>> BEGIN EXTRACTED INFORMATION
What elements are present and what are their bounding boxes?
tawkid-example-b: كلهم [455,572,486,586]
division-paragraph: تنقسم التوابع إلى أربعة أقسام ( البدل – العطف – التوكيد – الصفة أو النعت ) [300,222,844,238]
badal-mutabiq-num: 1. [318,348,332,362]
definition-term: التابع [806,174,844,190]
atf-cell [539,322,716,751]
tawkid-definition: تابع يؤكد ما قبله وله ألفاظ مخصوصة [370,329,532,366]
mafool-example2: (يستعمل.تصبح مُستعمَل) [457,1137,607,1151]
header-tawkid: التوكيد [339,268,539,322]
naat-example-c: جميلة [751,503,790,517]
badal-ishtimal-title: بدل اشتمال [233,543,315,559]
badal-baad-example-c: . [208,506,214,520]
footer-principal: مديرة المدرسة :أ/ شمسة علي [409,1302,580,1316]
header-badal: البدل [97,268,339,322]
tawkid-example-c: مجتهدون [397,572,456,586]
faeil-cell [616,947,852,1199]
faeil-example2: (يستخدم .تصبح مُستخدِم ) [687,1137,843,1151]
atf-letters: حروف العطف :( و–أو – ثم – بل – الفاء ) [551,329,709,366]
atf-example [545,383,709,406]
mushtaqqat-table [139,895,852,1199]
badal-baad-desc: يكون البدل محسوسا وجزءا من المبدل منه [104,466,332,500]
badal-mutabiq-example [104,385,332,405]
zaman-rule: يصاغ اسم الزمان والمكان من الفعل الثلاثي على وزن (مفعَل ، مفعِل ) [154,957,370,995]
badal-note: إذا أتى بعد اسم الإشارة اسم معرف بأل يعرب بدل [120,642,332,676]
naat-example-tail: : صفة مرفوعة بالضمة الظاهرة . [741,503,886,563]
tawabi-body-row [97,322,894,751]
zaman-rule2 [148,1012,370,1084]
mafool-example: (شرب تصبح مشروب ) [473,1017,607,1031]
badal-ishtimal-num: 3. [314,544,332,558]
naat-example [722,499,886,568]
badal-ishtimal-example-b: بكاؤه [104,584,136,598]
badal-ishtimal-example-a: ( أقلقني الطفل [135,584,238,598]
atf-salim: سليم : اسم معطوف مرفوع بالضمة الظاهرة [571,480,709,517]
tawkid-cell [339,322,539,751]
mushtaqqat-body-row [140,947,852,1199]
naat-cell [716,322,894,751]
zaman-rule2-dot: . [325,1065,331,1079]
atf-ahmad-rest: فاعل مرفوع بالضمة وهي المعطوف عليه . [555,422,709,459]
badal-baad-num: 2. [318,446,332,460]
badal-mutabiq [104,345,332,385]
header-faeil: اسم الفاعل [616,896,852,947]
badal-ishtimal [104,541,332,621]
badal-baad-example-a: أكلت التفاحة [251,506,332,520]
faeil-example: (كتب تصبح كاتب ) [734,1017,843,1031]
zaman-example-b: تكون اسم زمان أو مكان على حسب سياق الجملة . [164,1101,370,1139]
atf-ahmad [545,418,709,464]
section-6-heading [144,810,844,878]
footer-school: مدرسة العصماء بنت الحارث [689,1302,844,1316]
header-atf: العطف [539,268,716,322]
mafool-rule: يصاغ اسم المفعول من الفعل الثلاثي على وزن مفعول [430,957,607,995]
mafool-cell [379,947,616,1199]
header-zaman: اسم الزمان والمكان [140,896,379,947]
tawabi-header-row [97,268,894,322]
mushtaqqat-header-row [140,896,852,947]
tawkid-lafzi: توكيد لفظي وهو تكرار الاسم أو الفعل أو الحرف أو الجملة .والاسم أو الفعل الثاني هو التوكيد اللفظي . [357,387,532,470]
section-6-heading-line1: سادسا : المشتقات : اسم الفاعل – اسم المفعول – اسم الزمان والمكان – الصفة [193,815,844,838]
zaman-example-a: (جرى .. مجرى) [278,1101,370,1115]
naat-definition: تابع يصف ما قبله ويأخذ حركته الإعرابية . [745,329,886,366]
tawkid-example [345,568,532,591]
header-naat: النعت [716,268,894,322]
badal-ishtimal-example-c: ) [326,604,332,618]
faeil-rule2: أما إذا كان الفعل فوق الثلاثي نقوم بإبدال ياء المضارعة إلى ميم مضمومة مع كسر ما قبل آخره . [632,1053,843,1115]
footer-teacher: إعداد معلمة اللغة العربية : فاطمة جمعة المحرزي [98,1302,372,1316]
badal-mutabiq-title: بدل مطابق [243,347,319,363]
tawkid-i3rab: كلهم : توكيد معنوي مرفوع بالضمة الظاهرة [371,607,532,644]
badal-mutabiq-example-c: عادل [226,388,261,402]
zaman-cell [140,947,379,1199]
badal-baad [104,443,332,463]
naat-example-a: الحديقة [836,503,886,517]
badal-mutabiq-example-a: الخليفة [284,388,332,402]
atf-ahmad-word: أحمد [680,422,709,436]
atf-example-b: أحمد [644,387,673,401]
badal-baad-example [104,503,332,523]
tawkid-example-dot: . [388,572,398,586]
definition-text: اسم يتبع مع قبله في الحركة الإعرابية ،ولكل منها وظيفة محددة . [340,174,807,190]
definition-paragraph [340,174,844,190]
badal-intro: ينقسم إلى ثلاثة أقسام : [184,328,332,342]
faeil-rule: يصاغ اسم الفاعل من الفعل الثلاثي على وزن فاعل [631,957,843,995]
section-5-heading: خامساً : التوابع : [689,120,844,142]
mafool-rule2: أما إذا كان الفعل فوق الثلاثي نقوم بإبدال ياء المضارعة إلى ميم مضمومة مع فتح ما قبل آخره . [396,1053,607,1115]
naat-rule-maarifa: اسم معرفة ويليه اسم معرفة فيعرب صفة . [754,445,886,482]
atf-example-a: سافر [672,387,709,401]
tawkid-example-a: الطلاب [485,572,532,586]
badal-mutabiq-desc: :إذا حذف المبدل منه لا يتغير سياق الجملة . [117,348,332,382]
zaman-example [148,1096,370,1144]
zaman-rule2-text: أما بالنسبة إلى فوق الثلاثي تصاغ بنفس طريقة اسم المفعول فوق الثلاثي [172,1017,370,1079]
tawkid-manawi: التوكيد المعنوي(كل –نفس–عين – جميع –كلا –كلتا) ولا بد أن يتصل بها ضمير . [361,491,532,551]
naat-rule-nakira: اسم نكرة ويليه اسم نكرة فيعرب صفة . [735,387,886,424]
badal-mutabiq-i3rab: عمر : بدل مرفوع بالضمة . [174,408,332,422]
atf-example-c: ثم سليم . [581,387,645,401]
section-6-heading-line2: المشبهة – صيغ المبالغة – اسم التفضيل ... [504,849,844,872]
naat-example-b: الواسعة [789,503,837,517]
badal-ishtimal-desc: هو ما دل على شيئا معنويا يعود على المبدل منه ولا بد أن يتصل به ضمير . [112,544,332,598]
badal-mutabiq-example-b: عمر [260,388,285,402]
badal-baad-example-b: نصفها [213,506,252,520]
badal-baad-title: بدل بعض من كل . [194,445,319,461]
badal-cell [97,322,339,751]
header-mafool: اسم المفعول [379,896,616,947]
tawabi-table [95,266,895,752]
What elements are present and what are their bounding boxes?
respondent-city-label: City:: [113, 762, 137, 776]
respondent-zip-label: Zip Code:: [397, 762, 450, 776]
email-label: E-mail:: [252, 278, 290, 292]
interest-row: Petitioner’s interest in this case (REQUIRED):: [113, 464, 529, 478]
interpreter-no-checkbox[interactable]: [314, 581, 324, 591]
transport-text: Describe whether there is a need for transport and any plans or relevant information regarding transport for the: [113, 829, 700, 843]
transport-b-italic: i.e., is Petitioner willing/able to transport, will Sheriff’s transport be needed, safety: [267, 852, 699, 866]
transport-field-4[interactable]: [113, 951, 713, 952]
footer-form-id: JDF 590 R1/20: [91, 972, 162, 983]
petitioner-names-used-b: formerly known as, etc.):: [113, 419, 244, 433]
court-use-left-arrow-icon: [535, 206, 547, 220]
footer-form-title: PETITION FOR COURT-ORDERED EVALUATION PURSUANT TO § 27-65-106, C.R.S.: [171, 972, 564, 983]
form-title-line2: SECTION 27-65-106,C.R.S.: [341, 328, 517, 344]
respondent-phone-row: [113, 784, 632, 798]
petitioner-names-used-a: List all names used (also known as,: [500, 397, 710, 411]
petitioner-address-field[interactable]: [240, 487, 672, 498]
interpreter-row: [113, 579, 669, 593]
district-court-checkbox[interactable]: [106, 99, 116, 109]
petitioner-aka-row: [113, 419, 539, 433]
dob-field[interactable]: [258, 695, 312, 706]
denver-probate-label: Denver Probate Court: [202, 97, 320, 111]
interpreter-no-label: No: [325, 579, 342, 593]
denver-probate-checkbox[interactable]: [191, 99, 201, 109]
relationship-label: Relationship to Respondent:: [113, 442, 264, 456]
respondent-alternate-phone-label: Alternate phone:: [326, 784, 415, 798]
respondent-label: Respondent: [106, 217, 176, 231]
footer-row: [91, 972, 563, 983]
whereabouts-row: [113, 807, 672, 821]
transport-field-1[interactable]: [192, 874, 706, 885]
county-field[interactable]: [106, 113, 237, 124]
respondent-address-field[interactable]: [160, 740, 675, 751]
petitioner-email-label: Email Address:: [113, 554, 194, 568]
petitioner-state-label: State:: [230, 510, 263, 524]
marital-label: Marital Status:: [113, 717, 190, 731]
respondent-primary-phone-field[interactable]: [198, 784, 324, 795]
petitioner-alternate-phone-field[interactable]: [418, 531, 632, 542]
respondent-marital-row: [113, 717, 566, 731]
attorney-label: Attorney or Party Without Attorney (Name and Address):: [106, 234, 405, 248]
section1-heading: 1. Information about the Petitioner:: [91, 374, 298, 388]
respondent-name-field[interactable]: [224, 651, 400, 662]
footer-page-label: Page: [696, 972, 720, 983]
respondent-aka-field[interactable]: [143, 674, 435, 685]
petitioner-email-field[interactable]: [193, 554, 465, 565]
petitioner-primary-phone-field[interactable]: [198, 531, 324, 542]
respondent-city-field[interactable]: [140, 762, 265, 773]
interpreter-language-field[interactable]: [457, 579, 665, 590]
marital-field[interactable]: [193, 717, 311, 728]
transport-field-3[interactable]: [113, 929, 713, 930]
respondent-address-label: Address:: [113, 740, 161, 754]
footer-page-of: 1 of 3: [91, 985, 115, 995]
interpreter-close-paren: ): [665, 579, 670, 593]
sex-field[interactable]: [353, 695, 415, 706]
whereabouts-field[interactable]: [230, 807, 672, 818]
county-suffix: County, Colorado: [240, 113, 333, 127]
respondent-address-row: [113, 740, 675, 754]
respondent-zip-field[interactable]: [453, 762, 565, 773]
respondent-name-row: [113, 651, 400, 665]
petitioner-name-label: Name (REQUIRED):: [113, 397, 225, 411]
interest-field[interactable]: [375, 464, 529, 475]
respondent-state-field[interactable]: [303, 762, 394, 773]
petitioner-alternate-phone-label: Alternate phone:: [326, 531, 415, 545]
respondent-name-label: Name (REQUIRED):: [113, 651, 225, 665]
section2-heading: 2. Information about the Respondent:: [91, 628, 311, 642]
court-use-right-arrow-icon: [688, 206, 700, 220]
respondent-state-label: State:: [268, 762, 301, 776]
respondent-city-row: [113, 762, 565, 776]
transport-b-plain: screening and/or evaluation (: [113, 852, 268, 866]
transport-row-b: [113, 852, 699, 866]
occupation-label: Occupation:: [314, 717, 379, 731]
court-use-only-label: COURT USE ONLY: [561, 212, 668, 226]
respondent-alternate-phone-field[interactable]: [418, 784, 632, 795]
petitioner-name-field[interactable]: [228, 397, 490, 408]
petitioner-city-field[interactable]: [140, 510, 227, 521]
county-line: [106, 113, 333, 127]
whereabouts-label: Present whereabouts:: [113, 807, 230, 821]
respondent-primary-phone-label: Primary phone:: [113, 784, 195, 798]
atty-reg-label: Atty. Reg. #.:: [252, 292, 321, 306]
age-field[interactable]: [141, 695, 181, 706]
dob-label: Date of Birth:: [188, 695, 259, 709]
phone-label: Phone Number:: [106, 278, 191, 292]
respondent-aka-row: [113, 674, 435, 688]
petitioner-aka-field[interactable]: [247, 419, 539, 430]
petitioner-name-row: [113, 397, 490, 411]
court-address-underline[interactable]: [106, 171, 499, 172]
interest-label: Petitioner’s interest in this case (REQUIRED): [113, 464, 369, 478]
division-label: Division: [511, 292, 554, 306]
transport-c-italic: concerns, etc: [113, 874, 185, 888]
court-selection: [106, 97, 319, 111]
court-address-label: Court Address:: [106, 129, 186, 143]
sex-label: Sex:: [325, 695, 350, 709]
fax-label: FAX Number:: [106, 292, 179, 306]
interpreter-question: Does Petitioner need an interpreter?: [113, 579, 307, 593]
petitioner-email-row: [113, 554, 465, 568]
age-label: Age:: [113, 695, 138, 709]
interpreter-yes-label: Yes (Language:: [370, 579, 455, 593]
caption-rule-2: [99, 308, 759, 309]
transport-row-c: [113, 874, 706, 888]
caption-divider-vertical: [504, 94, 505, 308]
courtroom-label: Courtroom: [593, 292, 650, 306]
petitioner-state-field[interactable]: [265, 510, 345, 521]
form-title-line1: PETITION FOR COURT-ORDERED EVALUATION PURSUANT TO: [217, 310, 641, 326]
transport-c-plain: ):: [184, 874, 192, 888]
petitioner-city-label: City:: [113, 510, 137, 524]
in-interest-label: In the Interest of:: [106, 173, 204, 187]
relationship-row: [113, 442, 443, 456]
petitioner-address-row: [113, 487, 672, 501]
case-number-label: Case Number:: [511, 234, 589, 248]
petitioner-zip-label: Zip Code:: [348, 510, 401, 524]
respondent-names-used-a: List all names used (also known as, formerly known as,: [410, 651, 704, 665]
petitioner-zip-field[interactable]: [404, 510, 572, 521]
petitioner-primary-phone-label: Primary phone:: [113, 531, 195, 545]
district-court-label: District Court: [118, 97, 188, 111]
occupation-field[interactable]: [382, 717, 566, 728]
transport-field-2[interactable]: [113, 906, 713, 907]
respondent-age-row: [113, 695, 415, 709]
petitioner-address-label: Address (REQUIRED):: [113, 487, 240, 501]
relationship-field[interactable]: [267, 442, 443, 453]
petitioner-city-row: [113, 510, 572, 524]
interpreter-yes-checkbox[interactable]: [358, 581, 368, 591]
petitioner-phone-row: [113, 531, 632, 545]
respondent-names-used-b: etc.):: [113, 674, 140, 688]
>> END EXTRACTED INFORMATION
§ WHAT THE EXERCISE ASKS
Format the records from their first line through the line that contains "definition-term: التابع [806,174,844,190]" as a JSON list of strings, with one string per line and blank lines omitted.

§ EXERCISE ANSWER
[
  "What elements are present and what are their bounding boxes?",
  "tawkid-example-b: كلهم [455,572,486,586]",
  "division-paragraph: تنقسم التوابع إلى أربعة أقسام ( البدل – العطف – التوكيد – الصفة أو النعت ) [300,222,844,238]",
  "badal-mutabiq-num: 1. [318,348,332,362]",
  "definition-term: التابع [806,174,844,190]"
]